EXERCISE OBJECTIVE: Write out each entry, exactly the way it appears.

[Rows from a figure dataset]
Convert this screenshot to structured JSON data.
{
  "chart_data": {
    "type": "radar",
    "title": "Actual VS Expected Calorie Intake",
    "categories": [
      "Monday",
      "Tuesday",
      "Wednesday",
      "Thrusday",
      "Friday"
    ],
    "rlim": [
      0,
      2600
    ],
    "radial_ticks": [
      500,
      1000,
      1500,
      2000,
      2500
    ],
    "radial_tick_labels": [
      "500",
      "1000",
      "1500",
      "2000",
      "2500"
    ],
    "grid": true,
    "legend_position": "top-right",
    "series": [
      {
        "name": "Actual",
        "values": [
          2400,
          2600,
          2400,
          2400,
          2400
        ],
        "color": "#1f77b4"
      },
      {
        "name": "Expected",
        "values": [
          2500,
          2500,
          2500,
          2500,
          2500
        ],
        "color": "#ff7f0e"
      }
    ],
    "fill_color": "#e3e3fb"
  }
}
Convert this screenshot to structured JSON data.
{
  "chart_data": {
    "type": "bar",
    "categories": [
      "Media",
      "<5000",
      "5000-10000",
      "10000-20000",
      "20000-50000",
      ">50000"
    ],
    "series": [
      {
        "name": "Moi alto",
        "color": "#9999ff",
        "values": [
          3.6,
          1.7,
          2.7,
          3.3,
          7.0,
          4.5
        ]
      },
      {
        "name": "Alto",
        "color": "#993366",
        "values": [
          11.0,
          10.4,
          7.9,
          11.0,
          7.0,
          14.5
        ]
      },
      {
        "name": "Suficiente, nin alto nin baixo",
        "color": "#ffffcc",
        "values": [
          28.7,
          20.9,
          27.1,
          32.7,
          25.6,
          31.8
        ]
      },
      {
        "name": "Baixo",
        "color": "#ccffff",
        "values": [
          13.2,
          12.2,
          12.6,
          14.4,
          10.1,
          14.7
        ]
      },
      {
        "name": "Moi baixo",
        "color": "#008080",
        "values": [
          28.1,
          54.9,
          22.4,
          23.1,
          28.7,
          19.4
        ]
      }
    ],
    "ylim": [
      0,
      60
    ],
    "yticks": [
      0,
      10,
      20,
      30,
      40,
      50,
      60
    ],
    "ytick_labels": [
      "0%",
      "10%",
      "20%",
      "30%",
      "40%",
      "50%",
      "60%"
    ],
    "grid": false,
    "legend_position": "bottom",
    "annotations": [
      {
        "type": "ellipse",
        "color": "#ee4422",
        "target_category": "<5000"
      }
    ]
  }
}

SOLVED PROBLEM:
Convert this screenshot to structured JSON data.
{
  "chart_data": {
    "type": "radar",
    "title": "Actual VS Expected Calorie Intake",
    "categories": [
      "Monday",
      "Tuesday",
      "Wednesday",
      "Thrusday",
      "Friday"
    ],
    "rlim": [
      0,
      2600
    ],
    "radial_ticks": [
      500,
      1000,
      1500,
      2000,
      2500
    ],
    "radial_tick_labels": [
      "500",
      "1000",
      "1500",
      "2000",
      "2500"
    ],
    "grid": true,
    "legend_position": "top-right",
    "series": [
      {
        "name": "Actual",
        "values": [
          2400,
          2600,
          2400,
          2400,
          2400
        ],
        "color": "#1f77b4"
      },
      {
        "name": "Expected",
        "values": [
          2500,
          2500,
          2500,
          2500,
          2500
        ],
        "color": "#ff7f0e"
      }
    ],
    "fill_color": "#e3e3fb"
  }
}
Convert this screenshot to structured JSON data.
{
  "chart_data": {
    "type": "bar",
    "categories": [
      "Media",
      "<5000",
      "5000-10000",
      "10000-20000",
      "20000-50000",
      ">50000"
    ],
    "series": [
      {
        "name": "Moi alto",
        "color": "#9999ff",
        "values": [
          3.6,
          1.7,
          2.7,
          3.3,
          7.0,
          4.5
        ]
      },
      {
        "name": "Alto",
        "color": "#993366",
        "values": [
          11.0,
          10.4,
          7.9,
          11.0,
          7.0,
          14.5
        ]
      },
      {
        "name": "Suficiente, nin alto nin baixo",
        "color": "#ffffcc",
        "values": [
          28.7,
          20.9,
          27.1,
          32.7,
          25.6,
          31.8
        ]
      },
      {
        "name": "Baixo",
        "color": "#ccffff",
        "values": [
          13.2,
          12.2,
          12.6,
          14.4,
          10.1,
          14.7
        ]
      },
      {
        "name": "Moi baixo",
        "color": "#008080",
        "values": [
          28.1,
          54.9,
          22.4,
          23.1,
          28.7,
          19.4
        ]
      }
    ],
    "ylim": [
      0,
      60
    ],
    "yticks": [
      0,
      10,
      20,
      30,
      40,
      50,
      60
    ],
    "ytick_labels": [
      "0%",
      "10%",
      "20%",
      "30%",
      "40%",
      "50%",
      "60%"
    ],
    "grid": false,
    "legend_position": "bottom",
    "annotations": [
      {
        "type": "ellipse",
        "color": "#ee4422",
        "target_category": "<5000"
      }
    ]
  }
}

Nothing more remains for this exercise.